**Written exercise**
Each entry must appear again exactly as it does in the source.
○ ○ ○ ○ ○
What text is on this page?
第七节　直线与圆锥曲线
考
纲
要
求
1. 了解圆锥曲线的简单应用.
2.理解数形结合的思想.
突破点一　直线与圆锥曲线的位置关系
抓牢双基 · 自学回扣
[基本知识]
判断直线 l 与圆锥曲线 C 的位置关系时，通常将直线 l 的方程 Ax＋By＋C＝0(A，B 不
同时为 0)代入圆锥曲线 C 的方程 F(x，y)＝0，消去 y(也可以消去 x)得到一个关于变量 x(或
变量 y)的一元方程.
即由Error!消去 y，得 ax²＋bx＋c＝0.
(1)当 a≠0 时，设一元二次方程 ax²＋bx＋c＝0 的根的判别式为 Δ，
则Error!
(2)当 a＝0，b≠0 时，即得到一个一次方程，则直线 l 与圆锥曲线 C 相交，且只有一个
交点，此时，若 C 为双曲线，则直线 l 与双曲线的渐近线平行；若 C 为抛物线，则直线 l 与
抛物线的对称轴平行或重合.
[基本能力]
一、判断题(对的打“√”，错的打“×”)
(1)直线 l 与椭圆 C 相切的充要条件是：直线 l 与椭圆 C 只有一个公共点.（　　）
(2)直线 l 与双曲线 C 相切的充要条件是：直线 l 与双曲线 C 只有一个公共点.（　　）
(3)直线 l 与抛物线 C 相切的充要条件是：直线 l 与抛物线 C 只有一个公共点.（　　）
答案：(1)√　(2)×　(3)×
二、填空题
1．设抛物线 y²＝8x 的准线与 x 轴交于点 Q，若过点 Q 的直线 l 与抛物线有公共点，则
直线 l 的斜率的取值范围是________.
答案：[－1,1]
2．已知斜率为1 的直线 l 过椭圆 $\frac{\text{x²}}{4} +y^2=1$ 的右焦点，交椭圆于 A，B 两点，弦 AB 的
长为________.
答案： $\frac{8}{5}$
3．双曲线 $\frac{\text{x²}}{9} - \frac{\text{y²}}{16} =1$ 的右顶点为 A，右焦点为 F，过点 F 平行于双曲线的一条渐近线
○ ○ ○ ○ ○
**Completed exercise**
What text is on this page?
第七节　直线与圆锥曲线
考
纲
要
求
1. 了解圆锥曲线的简单应用.
2.理解数形结合的思想.
突破点一　直线与圆锥曲线的位置关系
抓牢双基 · 自学回扣
[基本知识]
判断直线 l 与圆锥曲线 C 的位置关系时，通常将直线 l 的方程 Ax＋By＋C＝0(A，B 不
同时为 0)代入圆锥曲线 C 的方程 F(x，y)＝0，消去 y(也可以消去 x)得到一个关于变量 x(或
变量 y)的一元方程.
即由Error!消去 y，得 ax²＋bx＋c＝0.
(1)当 a≠0 时，设一元二次方程 ax²＋bx＋c＝0 的根的判别式为 Δ，
则Error!
(2)当 a＝0，b≠0 时，即得到一个一次方程，则直线 l 与圆锥曲线 C 相交，且只有一个
交点，此时，若 C 为双曲线，则直线 l 与双曲线的渐近线平行；若 C 为抛物线，则直线 l 与
抛物线的对称轴平行或重合.
[基本能力]
一、判断题(对的打“√”，错的打“×”)
(1)直线 l 与椭圆 C 相切的充要条件是：直线 l 与椭圆 C 只有一个公共点.（　　）
(2)直线 l 与双曲线 C 相切的充要条件是：直线 l 与双曲线 C 只有一个公共点.（　　）
(3)直线 l 与抛物线 C 相切的充要条件是：直线 l 与抛物线 C 只有一个公共点.（　　）
答案：(1)√　(2)×　(3)×
二、填空题
1．设抛物线 y²＝8x 的准线与 x 轴交于点 Q，若过点 Q 的直线 l 与抛物线有公共点，则
直线 l 的斜率的取值范围是________.
答案：[－1,1]
2．已知斜率为1 的直线 l 过椭圆 $\frac{\text{x²}}{4} +y^2=1$ 的右焦点，交椭圆于 A，B 两点，弦 AB 的
长为________.
答案： $\frac{8}{5}$
3．双曲线 $\frac{\text{x²}}{9} - \frac{\text{y²}}{16} =1$ 的右顶点为 A，右焦点为 F，过点 F 平行于双曲线的一条渐近线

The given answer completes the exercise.